- INPUT DATA -
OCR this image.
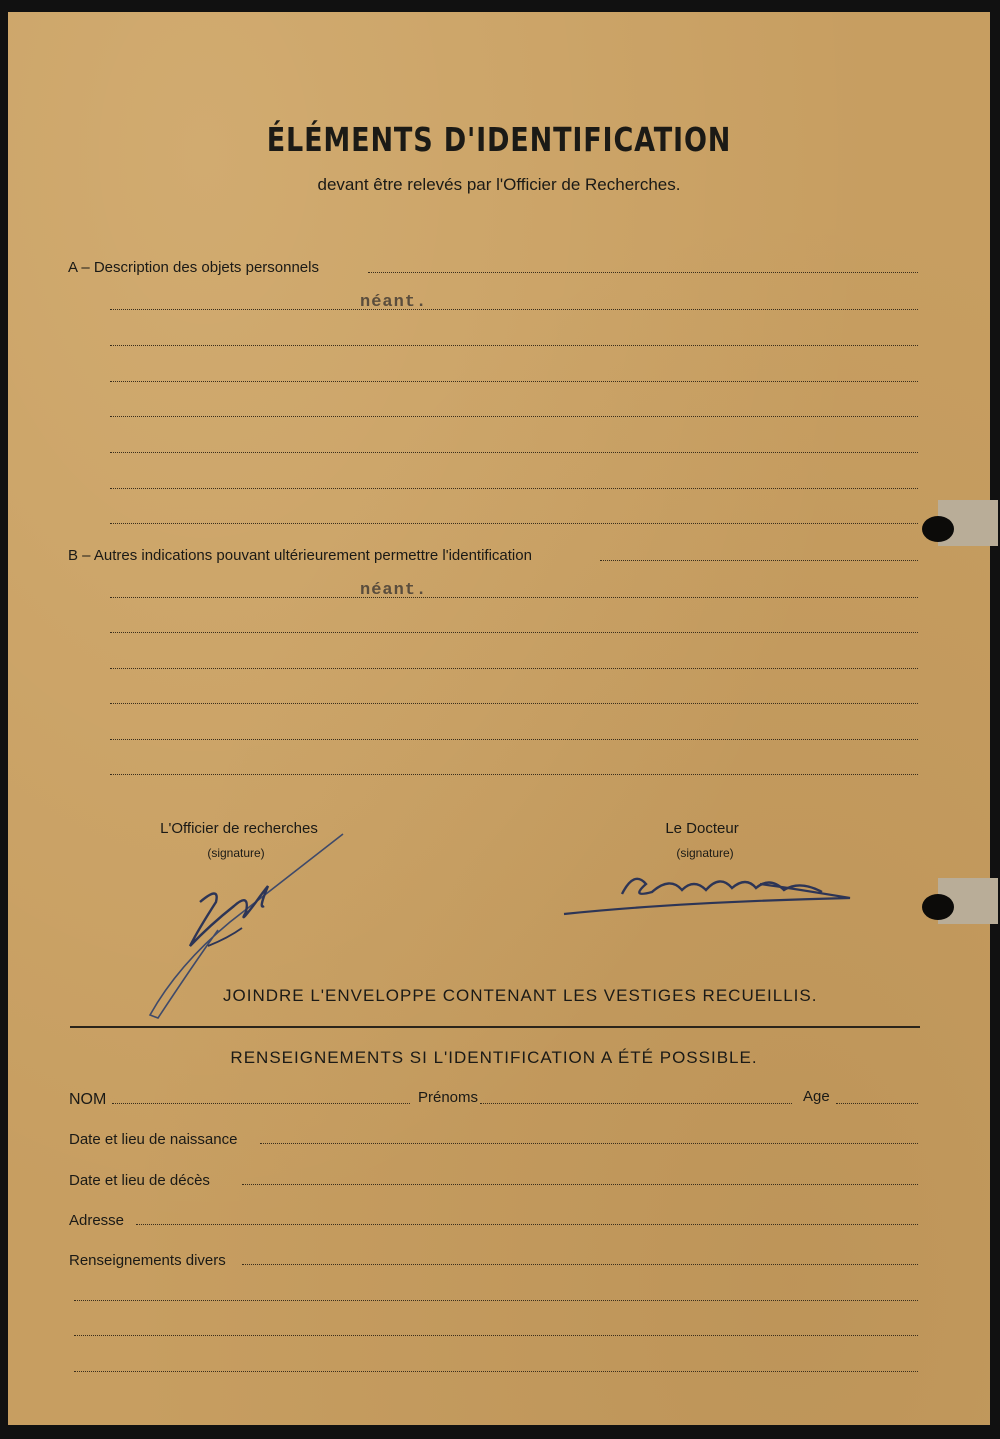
ÉLÉMENTS D'IDENTIFICATION
devant être relevés par l'Officier de Recherches.
A – Description des objets personnels
néant.
B – Autres indications pouvant ultérieurement permettre l'identification
néant.
L'Officier de recherches
(signature)
Le Docteur
(signature)
JOINDRE L'ENVELOPPE CONTENANT LES VESTIGES RECUEILLIS.
RENSEIGNEMENTS SI L'IDENTIFICATION A ÉTÉ POSSIBLE.
NOM	Prénoms	Age
Date et lieu de naissance
Date et lieu de décès
Adresse
Renseignements divers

- GIVEN REQUEST -
Tell how many lines above contain the word "lieu". Give the number alone.

- FINAL ANSWER -
2